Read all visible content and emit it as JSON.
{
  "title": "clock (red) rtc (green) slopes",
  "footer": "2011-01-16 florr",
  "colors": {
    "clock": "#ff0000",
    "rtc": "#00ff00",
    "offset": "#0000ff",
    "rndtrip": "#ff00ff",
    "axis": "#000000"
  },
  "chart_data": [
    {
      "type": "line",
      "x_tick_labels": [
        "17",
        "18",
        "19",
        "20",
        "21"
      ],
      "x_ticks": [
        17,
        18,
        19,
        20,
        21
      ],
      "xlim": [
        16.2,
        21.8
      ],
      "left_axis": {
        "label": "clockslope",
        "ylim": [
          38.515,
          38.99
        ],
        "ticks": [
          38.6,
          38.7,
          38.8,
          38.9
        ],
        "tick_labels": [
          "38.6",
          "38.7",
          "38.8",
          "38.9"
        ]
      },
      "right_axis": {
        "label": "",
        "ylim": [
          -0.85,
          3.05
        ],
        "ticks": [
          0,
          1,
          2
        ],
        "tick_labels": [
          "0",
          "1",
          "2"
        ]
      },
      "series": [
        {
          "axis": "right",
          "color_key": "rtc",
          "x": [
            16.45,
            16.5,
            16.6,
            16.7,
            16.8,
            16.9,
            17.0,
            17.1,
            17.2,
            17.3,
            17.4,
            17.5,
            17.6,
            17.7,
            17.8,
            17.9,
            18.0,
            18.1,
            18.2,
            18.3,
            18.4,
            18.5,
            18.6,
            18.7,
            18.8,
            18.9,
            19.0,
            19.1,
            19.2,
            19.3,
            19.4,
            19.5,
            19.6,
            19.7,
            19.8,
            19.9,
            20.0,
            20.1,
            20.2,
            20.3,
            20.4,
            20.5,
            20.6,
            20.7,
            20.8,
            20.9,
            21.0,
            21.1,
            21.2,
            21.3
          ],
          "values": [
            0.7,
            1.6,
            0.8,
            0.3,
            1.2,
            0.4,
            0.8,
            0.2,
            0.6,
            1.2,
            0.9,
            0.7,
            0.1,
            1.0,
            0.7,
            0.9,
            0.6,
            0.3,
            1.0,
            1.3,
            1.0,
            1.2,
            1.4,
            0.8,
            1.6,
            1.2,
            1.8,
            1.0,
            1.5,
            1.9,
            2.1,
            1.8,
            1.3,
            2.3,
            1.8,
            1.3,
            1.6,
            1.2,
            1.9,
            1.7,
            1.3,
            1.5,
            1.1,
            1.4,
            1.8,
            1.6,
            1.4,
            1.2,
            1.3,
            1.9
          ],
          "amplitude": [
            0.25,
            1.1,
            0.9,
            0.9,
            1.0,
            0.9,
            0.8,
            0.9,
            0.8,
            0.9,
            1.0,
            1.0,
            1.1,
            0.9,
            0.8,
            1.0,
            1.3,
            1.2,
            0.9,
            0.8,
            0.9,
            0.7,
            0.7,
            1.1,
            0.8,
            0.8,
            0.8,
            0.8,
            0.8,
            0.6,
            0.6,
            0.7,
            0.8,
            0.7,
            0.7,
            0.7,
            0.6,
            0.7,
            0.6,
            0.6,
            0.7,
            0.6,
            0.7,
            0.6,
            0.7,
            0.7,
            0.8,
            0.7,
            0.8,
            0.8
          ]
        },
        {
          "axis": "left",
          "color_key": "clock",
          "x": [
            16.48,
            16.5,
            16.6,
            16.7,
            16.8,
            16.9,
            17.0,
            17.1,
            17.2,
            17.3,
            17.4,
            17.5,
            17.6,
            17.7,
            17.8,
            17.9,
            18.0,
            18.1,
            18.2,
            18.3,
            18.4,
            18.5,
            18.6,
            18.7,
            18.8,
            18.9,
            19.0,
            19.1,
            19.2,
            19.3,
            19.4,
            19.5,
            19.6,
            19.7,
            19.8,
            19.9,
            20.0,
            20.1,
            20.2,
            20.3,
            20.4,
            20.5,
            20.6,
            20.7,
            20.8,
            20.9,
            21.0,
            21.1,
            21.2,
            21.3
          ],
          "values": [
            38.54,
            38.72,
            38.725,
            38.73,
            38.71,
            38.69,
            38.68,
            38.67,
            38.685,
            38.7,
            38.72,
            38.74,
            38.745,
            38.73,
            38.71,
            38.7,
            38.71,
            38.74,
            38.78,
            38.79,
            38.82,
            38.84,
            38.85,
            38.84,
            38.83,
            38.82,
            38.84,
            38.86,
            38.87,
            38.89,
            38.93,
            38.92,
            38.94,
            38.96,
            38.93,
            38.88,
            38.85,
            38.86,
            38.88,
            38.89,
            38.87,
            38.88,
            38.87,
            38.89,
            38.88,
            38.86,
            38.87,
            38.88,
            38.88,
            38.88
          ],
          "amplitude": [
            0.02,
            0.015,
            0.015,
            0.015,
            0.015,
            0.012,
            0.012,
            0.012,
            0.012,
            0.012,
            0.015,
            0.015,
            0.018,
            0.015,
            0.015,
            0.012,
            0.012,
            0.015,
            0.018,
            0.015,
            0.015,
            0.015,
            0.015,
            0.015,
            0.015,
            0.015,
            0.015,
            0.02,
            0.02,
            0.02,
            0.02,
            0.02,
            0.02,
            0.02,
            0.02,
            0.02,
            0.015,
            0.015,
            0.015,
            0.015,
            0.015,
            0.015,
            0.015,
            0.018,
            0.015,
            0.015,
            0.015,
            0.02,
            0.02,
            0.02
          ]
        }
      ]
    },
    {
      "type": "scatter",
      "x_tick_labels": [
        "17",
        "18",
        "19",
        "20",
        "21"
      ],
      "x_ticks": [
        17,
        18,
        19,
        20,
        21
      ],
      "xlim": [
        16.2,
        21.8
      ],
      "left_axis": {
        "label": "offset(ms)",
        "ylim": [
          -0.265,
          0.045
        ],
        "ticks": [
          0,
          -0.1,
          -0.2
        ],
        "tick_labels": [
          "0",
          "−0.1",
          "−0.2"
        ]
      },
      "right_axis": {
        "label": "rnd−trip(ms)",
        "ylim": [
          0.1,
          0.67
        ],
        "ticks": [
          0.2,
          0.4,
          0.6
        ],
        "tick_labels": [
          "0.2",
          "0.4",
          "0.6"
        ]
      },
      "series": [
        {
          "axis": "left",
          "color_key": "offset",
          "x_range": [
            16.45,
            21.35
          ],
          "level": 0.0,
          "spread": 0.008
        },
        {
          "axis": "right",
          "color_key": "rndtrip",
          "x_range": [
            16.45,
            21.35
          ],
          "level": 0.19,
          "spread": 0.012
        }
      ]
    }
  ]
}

DIRECTIONS FOR THIS TASK: Output an exact copy of each record.

EXERCISE OUTPUT:
Read all visible content and emit it as JSON.
{
  "title": "clock (red) rtc (green) slopes",
  "footer": "2011-01-16 florr",
  "colors": {
    "clock": "#ff0000",
    "rtc": "#00ff00",
    "offset": "#0000ff",
    "rndtrip": "#ff00ff",
    "axis": "#000000"
  },
  "chart_data": [
    {
      "type": "line",
      "x_tick_labels": [
        "17",
        "18",
        "19",
        "20",
        "21"
      ],
      "x_ticks": [
        17,
        18,
        19,
        20,
        21
      ],
      "xlim": [
        16.2,
        21.8
      ],
      "left_axis": {
        "label": "clockslope",
        "ylim": [
          38.515,
          38.99
        ],
        "ticks": [
          38.6,
          38.7,
          38.8,
          38.9
        ],
        "tick_labels": [
          "38.6",
          "38.7",
          "38.8",
          "38.9"
        ]
      },
      "right_axis": {
        "label": "",
        "ylim": [
          -0.85,
          3.05
        ],
        "ticks": [
          0,
          1,
          2
        ],
        "tick_labels": [
          "0",
          "1",
          "2"
        ]
      },
      "series": [
        {
          "axis": "right",
          "color_key": "rtc",
          "x": [
            16.45,
            16.5,
            16.6,
            16.7,
            16.8,
            16.9,
            17.0,
            17.1,
            17.2,
            17.3,
            17.4,
            17.5,
            17.6,
            17.7,
            17.8,
            17.9,
            18.0,
            18.1,
            18.2,
            18.3,
            18.4,
            18.5,
            18.6,
            18.7,
            18.8,
            18.9,
            19.0,
            19.1,
            19.2,
            19.3,
            19.4,
            19.5,
            19.6,
            19.7,
            19.8,
            19.9,
            20.0,
            20.1,
            20.2,
            20.3,
            20.4,
            20.5,
            20.6,
            20.7,
            20.8,
            20.9,
            21.0,
            21.1,
            21.2,
            21.3
          ],
          "values": [
            0.7,
            1.6,
            0.8,
            0.3,
            1.2,
            0.4,
            0.8,
            0.2,
            0.6,
            1.2,
            0.9,
            0.7,
            0.1,
            1.0,
            0.7,
            0.9,
            0.6,
            0.3,
            1.0,
            1.3,
            1.0,
            1.2,
            1.4,
            0.8,
            1.6,
            1.2,
            1.8,
            1.0,
            1.5,
            1.9,
            2.1,
            1.8,
            1.3,
            2.3,
            1.8,
            1.3,
            1.6,
            1.2,
            1.9,
            1.7,
            1.3,
            1.5,
            1.1,
            1.4,
            1.8,
            1.6,
            1.4,
            1.2,
            1.3,
            1.9
          ],
          "amplitude": [
            0.25,
            1.1,
            0.9,
            0.9,
            1.0,
            0.9,
            0.8,
            0.9,
            0.8,
            0.9,
            1.0,
            1.0,
            1.1,
            0.9,
            0.8,
            1.0,
            1.3,
            1.2,
            0.9,
            0.8,
            0.9,
            0.7,
            0.7,
            1.1,
            0.8,
            0.8,
            0.8,
            0.8,
            0.8,
            0.6,
            0.6,
            0.7,
            0.8,
            0.7,
            0.7,
            0.7,
            0.6,
            0.7,
            0.6,
            0.6,
            0.7,
            0.6,
            0.7,
            0.6,
            0.7,
            0.7,
            0.8,
            0.7,
            0.8,
            0.8
          ]
        },
        {
          "axis": "left",
          "color_key": "clock",
          "x": [
            16.48,
            16.5,
            16.6,
            16.7,
            16.8,
            16.9,
            17.0,
            17.1,
            17.2,
            17.3,
            17.4,
            17.5,
            17.6,
            17.7,
            17.8,
            17.9,
            18.0,
            18.1,
            18.2,
            18.3,
            18.4,
            18.5,
            18.6,
            18.7,
            18.8,
            18.9,
            19.0,
            19.1,
            19.2,
            19.3,
            19.4,
            19.5,
            19.6,
            19.7,
            19.8,
            19.9,
            20.0,
            20.1,
            20.2,
            20.3,
            20.4,
            20.5,
            20.6,
            20.7,
            20.8,
            20.9,
            21.0,
            21.1,
            21.2,
            21.3
          ],
          "values": [
            38.54,
            38.72,
            38.725,
            38.73,
            38.71,
            38.69,
            38.68,
            38.67,
            38.685,
            38.7,
            38.72,
            38.74,
            38.745,
            38.73,
            38.71,
            38.7,
            38.71,
            38.74,
            38.78,
            38.79,
            38.82,
            38.84,
            38.85,
            38.84,
            38.83,
            38.82,
            38.84,
            38.86,
            38.87,
            38.89,
            38.93,
            38.92,
            38.94,
            38.96,
            38.93,
            38.88,
            38.85,
            38.86,
            38.88,
            38.89,
            38.87,
            38.88,
            38.87,
            38.89,
            38.88,
            38.86,
            38.87,
            38.88,
            38.88,
            38.88
          ],
          "amplitude": [
            0.02,
            0.015,
            0.015,
            0.015,
            0.015,
            0.012,
            0.012,
            0.012,
            0.012,
            0.012,
            0.015,
            0.015,
            0.018,
            0.015,
            0.015,
            0.012,
            0.012,
            0.015,
            0.018,
            0.015,
            0.015,
            0.015,
            0.015,
            0.015,
            0.015,
            0.015,
            0.015,
            0.02,
            0.02,
            0.02,
            0.02,
            0.02,
            0.02,
            0.02,
            0.02,
            0.02,
            0.015,
            0.015,
            0.015,
            0.015,
            0.015,
            0.015,
            0.015,
            0.018,
            0.015,
            0.015,
            0.015,
            0.02,
            0.02,
            0.02
          ]
        }
      ]
    },
    {
      "type": "scatter",
      "x_tick_labels": [
        "17",
        "18",
        "19",
        "20",
        "21"
      ],
      "x_ticks": [
        17,
        18,
        19,
        20,
        21
      ],
      "xlim": [
        16.2,
        21.8
      ],
      "left_axis": {
        "label": "offset(ms)",
        "ylim": [
          -0.265,
          0.045
        ],
        "ticks": [
          0,
          -0.1,
          -0.2
        ],
        "tick_labels": [
          "0",
          "−0.1",
          "−0.2"
        ]
      },
      "right_axis": {
        "label": "rnd−trip(ms)",
        "ylim": [
          0.1,
          0.67
        ],
        "ticks": [
          0.2,
          0.4,
          0.6
        ],
        "tick_labels": [
          "0.2",
          "0.4",
          "0.6"
        ]
      },
      "series": [
        {
          "axis": "left",
          "color_key": "offset",
          "x_range": [
            16.45,
            21.35
          ],
          "level": 0.0,
          "spread": 0.008
        },
        {
          "axis": "right",
          "color_key": "rndtrip",
          "x_range": [
            16.45,
            21.35
          ],
          "level": 0.19,
          "spread": 0.012
        }
      ]
    }
  ]
}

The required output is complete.